**TASK PROMPT:**
Exact reproduction is required for all entries.

[Dataset rows]
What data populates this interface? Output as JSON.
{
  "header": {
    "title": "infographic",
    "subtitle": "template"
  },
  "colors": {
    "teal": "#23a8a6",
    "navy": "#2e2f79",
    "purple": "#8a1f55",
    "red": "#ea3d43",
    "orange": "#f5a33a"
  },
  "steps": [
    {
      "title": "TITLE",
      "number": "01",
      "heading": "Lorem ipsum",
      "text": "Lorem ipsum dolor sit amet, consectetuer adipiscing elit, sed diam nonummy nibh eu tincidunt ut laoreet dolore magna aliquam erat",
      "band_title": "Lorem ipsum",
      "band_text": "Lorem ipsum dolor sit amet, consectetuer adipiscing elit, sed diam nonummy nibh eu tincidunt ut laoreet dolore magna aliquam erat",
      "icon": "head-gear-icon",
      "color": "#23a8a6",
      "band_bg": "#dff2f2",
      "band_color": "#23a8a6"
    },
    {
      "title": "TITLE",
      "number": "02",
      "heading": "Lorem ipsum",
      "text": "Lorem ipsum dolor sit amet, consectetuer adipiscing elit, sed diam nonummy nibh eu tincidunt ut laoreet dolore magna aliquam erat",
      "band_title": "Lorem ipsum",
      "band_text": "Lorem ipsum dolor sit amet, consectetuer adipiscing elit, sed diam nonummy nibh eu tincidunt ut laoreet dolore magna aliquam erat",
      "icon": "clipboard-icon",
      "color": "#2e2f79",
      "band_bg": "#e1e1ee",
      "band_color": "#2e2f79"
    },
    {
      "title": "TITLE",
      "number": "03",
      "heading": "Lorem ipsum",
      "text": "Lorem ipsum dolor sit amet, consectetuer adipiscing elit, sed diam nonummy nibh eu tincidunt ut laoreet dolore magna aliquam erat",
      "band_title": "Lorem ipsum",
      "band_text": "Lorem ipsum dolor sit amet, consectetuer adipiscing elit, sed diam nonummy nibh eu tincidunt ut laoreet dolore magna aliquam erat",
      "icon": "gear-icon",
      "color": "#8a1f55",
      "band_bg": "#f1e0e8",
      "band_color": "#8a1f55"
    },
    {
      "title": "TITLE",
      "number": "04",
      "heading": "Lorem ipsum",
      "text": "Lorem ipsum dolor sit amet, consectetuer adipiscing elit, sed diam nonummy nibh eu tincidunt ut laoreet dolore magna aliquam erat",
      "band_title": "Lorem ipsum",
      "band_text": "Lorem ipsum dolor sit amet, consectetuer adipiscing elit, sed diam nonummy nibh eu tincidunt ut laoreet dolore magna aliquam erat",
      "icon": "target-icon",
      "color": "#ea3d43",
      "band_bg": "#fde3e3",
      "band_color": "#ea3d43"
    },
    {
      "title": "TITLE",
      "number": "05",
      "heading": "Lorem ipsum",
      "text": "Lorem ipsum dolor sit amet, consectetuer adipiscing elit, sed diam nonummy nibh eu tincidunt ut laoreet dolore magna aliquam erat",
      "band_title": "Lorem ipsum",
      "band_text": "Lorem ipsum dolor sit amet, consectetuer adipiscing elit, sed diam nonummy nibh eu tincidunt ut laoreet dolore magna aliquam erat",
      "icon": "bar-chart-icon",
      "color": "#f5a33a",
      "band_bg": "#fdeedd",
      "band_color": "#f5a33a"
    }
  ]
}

**ANSWER FOR THIS EXERCISE:**
What data populates this interface? Output as JSON.
{
  "header": {
    "title": "infographic",
    "subtitle": "template"
  },
  "colors": {
    "teal": "#23a8a6",
    "navy": "#2e2f79",
    "purple": "#8a1f55",
    "red": "#ea3d43",
    "orange": "#f5a33a"
  },
  "steps": [
    {
      "title": "TITLE",
      "number": "01",
      "heading": "Lorem ipsum",
      "text": "Lorem ipsum dolor sit amet, consectetuer adipiscing elit, sed diam nonummy nibh eu tincidunt ut laoreet dolore magna aliquam erat",
      "band_title": "Lorem ipsum",
      "band_text": "Lorem ipsum dolor sit amet, consectetuer adipiscing elit, sed diam nonummy nibh eu tincidunt ut laoreet dolore magna aliquam erat",
      "icon": "head-gear-icon",
      "color": "#23a8a6",
      "band_bg": "#dff2f2",
      "band_color": "#23a8a6"
    },
    {
      "title": "TITLE",
      "number": "02",
      "heading": "Lorem ipsum",
      "text": "Lorem ipsum dolor sit amet, consectetuer adipiscing elit, sed diam nonummy nibh eu tincidunt ut laoreet dolore magna aliquam erat",
      "band_title": "Lorem ipsum",
      "band_text": "Lorem ipsum dolor sit amet, consectetuer adipiscing elit, sed diam nonummy nibh eu tincidunt ut laoreet dolore magna aliquam erat",
      "icon": "clipboard-icon",
      "color": "#2e2f79",
      "band_bg": "#e1e1ee",
      "band_color": "#2e2f79"
    },
    {
      "title": "TITLE",
      "number": "03",
      "heading": "Lorem ipsum",
      "text": "Lorem ipsum dolor sit amet, consectetuer adipiscing elit, sed diam nonummy nibh eu tincidunt ut laoreet dolore magna aliquam erat",
      "band_title": "Lorem ipsum",
      "band_text": "Lorem ipsum dolor sit amet, consectetuer adipiscing elit, sed diam nonummy nibh eu tincidunt ut laoreet dolore magna aliquam erat",
      "icon": "gear-icon",
      "color": "#8a1f55",
      "band_bg": "#f1e0e8",
      "band_color": "#8a1f55"
    },
    {
      "title": "TITLE",
      "number": "04",
      "heading": "Lorem ipsum",
      "text": "Lorem ipsum dolor sit amet, consectetuer adipiscing elit, sed diam nonummy nibh eu tincidunt ut laoreet dolore magna aliquam erat",
      "band_title": "Lorem ipsum",
      "band_text": "Lorem ipsum dolor sit amet, consectetuer adipiscing elit, sed diam nonummy nibh eu tincidunt ut laoreet dolore magna aliquam erat",
      "icon": "target-icon",
      "color": "#ea3d43",
      "band_bg": "#fde3e3",
      "band_color": "#ea3d43"
    },
    {
      "title": "TITLE",
      "number": "05",
      "heading": "Lorem ipsum",
      "text": "Lorem ipsum dolor sit amet, consectetuer adipiscing elit, sed diam nonummy nibh eu tincidunt ut laoreet dolore magna aliquam erat",
      "band_title": "Lorem ipsum",
      "band_text": "Lorem ipsum dolor sit amet, consectetuer adipiscing elit, sed diam nonummy nibh eu tincidunt ut laoreet dolore magna aliquam erat",
      "icon": "bar-chart-icon",
      "color": "#f5a33a",
      "band_bg": "#fdeedd",
      "band_color": "#f5a33a"
    }
  ]
}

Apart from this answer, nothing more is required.